=== Information supplied ===

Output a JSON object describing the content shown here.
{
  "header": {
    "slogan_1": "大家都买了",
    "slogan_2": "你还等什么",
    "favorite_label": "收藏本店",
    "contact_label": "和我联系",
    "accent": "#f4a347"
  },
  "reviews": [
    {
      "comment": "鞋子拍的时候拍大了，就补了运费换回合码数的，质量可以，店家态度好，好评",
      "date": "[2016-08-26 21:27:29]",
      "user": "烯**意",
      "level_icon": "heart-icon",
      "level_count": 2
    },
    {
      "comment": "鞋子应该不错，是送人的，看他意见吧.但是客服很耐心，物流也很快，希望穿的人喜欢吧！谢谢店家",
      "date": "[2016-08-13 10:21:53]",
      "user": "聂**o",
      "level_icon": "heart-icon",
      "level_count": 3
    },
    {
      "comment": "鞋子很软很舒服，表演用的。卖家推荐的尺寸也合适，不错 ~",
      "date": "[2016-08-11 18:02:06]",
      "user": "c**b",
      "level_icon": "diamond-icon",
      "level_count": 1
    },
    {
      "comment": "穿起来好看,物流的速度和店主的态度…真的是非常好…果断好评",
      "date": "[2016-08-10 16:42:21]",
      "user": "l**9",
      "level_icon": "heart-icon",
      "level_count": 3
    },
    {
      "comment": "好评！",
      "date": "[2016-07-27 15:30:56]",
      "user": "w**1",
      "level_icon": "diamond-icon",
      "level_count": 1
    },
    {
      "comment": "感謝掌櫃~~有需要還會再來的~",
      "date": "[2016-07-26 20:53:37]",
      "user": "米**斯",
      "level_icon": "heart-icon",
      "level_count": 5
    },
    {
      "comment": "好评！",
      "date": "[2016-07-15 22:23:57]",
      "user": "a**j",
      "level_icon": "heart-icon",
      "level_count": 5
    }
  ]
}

===

Pull out all lines containing the word "user" from the entries above.

* **Written answer**
      "user": "烯**意",
      "user": "聂**o",
      "user": "c**b",
      "user": "l**9",
      "user": "w**1",
      "user": "米**斯",
      "user": "a**j",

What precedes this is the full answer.